(begin)
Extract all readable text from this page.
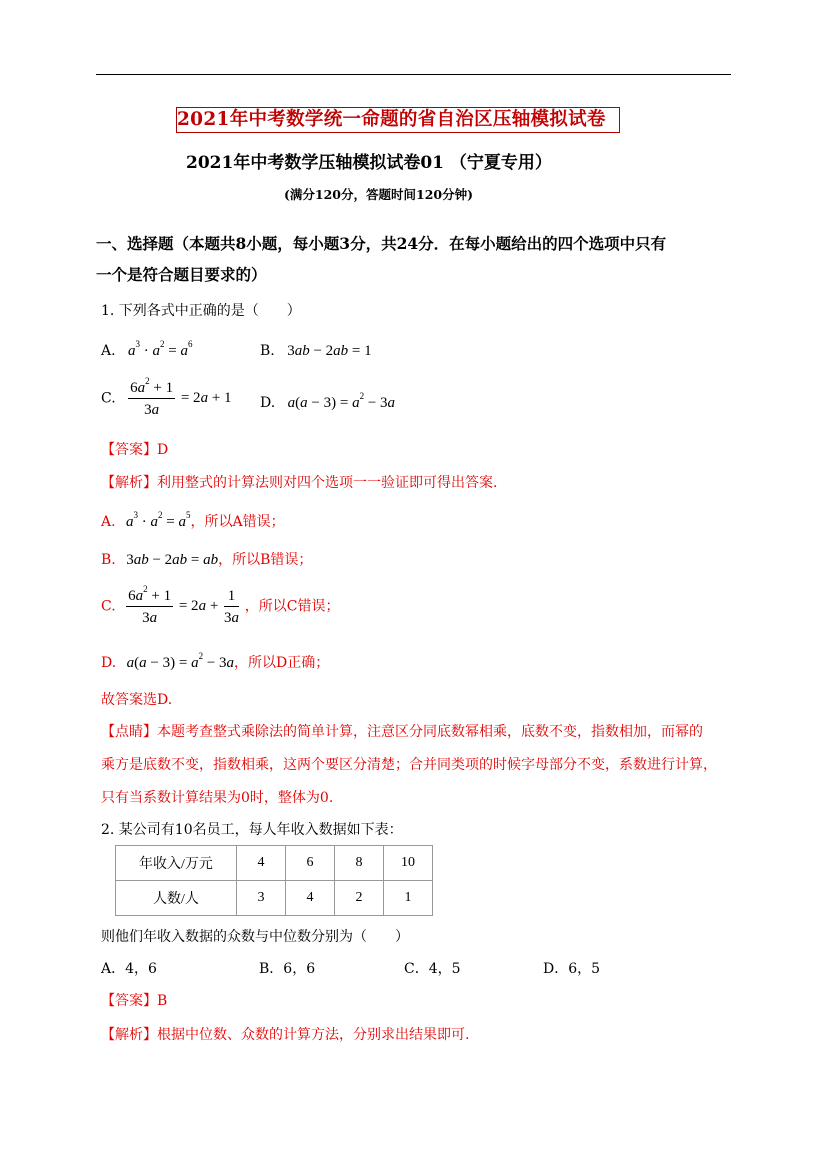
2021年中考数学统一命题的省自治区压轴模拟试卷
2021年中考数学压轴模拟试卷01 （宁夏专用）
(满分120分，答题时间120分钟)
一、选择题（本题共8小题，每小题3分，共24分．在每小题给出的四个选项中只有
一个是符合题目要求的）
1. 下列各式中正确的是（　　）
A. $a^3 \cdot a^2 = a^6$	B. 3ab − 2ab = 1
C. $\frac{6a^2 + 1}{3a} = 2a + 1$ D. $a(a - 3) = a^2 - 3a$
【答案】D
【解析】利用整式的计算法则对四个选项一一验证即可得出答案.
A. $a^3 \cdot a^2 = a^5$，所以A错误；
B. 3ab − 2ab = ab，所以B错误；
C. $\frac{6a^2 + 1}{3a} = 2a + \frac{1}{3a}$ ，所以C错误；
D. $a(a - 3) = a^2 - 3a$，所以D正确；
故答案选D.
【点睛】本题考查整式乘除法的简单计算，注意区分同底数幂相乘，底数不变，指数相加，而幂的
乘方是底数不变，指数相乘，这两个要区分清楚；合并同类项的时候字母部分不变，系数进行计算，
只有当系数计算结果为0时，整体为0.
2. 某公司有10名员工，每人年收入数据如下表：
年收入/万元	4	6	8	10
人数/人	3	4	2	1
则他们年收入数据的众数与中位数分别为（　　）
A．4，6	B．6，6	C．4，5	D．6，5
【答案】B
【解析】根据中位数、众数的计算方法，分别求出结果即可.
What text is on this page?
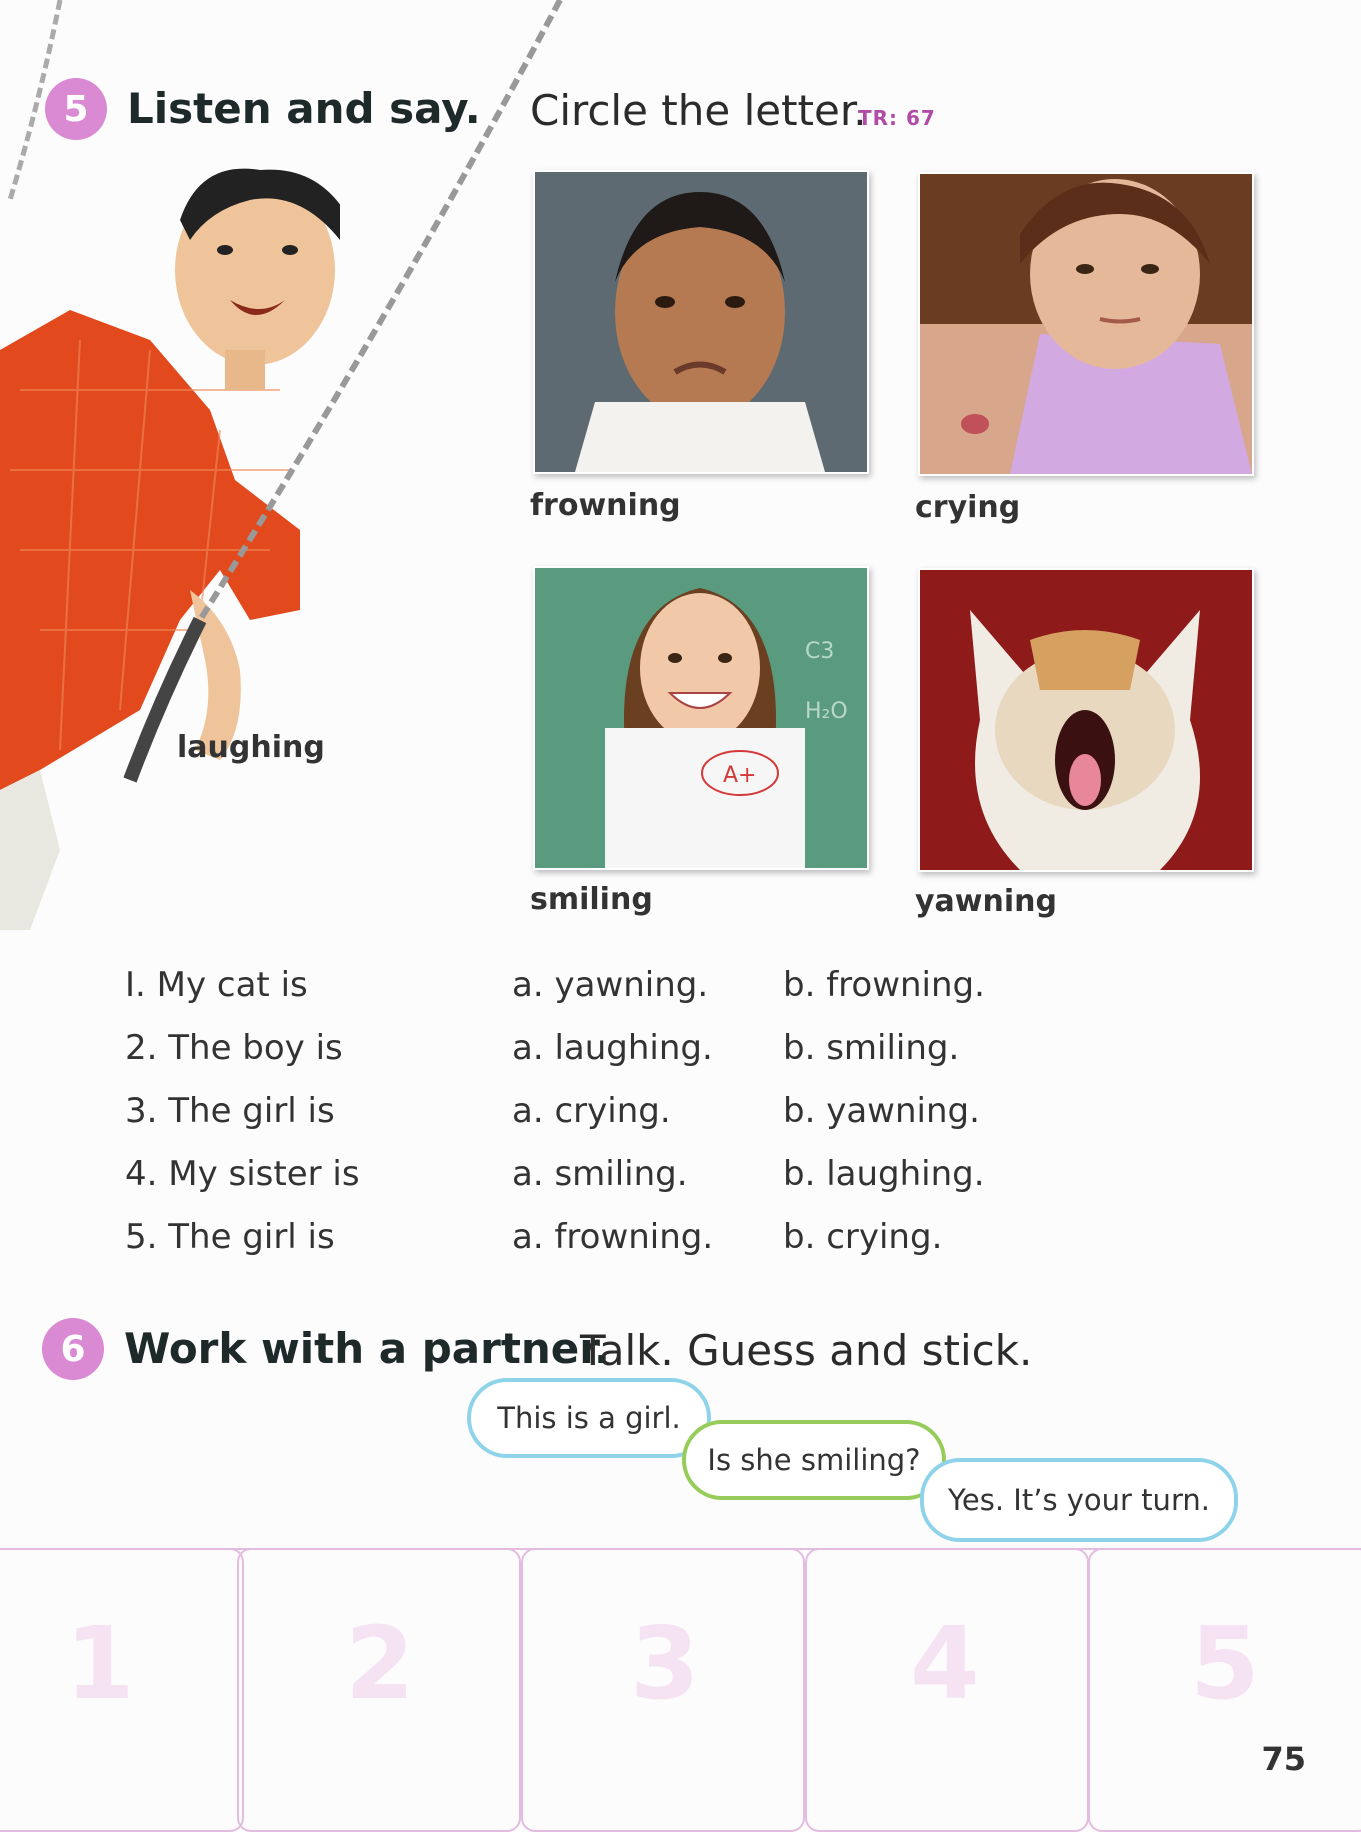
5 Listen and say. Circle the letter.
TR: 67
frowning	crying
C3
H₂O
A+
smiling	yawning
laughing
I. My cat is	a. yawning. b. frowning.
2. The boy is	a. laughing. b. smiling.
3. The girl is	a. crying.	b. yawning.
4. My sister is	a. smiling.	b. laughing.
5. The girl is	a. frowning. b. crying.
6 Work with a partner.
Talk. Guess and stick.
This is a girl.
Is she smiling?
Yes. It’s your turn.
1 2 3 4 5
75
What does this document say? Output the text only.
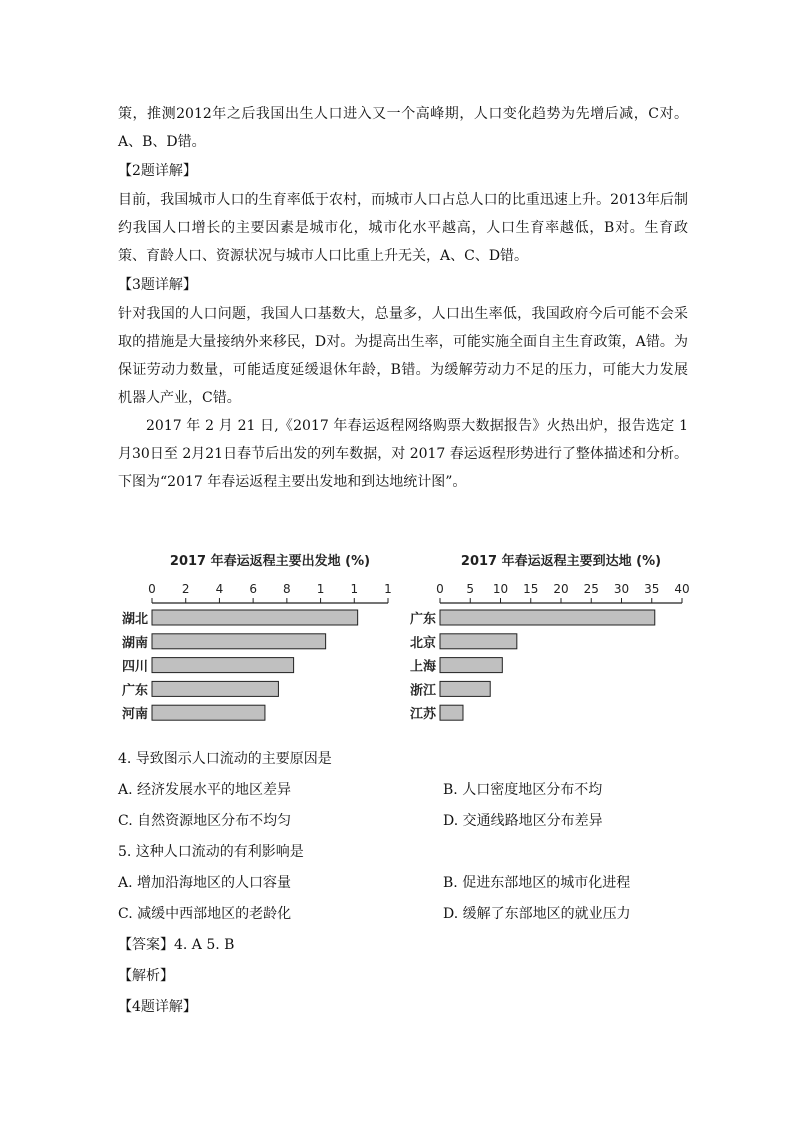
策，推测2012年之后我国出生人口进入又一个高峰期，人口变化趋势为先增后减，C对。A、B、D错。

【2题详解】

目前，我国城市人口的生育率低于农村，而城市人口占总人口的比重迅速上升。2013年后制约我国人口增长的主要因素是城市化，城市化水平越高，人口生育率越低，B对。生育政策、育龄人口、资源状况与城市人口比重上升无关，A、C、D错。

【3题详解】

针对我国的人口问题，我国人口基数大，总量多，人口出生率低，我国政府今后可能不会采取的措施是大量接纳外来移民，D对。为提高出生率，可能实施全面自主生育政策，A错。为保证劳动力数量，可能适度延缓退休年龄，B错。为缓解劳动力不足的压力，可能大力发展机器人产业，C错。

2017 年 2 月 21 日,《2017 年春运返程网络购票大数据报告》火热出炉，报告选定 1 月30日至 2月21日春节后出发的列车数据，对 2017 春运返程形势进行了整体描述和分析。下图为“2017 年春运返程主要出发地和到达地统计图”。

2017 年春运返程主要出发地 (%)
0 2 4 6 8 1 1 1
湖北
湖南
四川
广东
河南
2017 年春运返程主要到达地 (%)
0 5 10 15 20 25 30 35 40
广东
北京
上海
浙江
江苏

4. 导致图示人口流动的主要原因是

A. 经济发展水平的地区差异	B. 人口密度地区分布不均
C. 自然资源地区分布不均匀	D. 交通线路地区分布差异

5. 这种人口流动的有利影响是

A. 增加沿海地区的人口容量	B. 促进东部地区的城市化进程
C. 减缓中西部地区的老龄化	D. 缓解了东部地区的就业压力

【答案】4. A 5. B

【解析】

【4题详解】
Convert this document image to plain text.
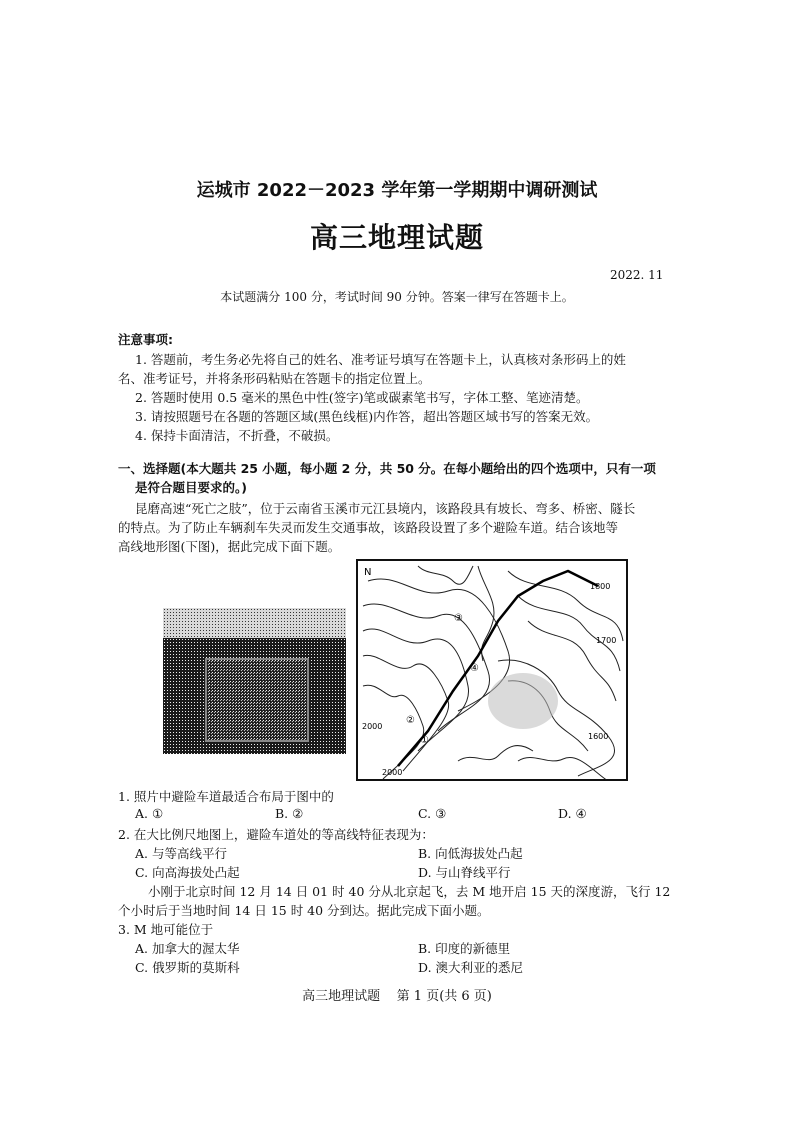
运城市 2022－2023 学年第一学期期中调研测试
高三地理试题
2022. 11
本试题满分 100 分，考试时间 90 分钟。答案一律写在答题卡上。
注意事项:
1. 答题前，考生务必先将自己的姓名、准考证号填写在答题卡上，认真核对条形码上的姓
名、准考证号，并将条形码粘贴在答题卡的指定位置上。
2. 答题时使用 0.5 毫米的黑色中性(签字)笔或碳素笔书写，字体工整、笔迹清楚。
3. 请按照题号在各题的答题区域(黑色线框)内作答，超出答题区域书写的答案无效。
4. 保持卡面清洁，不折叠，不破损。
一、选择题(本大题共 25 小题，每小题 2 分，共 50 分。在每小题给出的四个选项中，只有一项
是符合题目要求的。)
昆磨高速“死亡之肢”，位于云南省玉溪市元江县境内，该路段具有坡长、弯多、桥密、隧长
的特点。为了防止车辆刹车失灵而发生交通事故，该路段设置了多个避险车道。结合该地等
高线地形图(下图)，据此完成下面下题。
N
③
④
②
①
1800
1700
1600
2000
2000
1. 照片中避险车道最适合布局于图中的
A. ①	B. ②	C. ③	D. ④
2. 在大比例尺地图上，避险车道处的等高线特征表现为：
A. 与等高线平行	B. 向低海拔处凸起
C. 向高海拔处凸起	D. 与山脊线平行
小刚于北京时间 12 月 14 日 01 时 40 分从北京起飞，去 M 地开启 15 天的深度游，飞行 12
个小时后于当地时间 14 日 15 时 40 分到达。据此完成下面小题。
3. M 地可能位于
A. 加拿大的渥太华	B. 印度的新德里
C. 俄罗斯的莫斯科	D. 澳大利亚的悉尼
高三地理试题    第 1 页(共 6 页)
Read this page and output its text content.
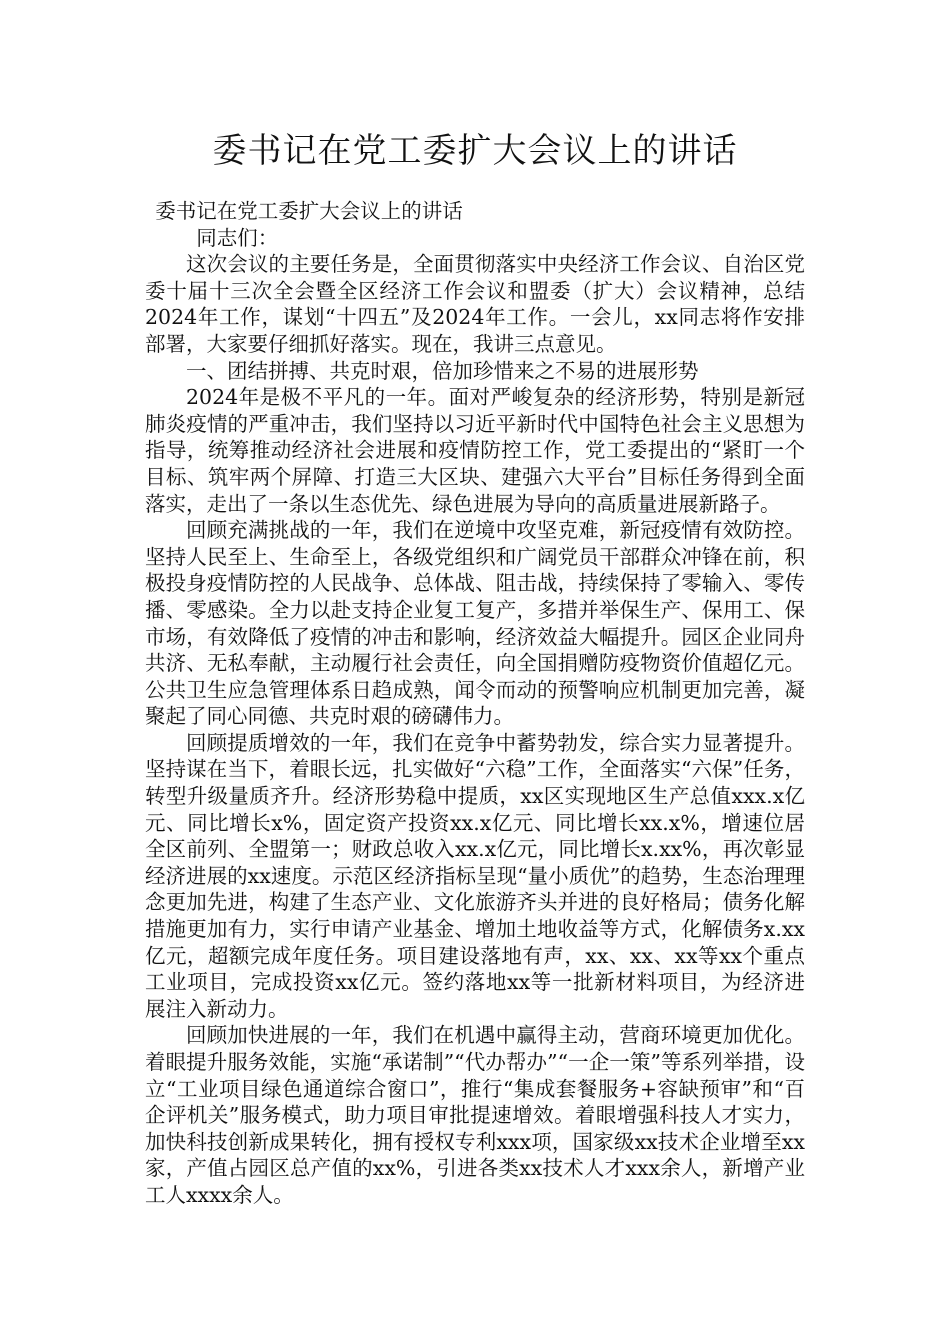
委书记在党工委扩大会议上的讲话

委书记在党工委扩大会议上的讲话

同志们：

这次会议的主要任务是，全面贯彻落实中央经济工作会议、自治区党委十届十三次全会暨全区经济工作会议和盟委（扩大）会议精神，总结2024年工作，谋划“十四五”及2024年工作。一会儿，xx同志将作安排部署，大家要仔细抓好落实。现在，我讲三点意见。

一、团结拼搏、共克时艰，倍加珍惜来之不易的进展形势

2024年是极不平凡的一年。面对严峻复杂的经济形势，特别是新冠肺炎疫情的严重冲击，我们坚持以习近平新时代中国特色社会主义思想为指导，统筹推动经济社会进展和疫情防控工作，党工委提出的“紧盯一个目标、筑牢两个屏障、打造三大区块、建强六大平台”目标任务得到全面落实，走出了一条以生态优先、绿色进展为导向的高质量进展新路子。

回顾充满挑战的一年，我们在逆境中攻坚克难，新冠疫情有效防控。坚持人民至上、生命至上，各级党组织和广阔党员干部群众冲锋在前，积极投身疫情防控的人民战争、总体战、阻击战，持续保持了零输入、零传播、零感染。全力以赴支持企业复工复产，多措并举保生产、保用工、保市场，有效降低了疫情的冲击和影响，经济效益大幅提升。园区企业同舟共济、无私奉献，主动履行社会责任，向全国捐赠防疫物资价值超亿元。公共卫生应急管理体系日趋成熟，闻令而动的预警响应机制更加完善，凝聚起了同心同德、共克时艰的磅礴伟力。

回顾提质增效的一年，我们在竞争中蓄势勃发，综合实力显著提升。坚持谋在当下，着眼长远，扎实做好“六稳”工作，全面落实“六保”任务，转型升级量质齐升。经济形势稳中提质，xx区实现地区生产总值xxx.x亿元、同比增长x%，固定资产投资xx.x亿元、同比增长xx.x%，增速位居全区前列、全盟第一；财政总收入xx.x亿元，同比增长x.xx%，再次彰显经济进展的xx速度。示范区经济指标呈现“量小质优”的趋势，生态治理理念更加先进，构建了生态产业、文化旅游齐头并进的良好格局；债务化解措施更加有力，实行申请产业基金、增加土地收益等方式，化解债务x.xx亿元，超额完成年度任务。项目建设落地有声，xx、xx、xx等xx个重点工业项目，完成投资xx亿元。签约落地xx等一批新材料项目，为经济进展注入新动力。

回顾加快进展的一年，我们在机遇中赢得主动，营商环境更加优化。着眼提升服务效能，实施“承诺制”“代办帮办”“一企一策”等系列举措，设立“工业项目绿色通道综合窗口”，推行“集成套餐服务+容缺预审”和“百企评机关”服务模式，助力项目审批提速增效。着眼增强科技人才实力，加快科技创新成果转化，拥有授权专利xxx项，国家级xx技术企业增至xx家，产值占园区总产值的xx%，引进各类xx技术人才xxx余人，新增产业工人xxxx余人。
(end)
### Directions
Say how many lines in this listing hold the string "document", giving the count and nothing more.

### Solution
2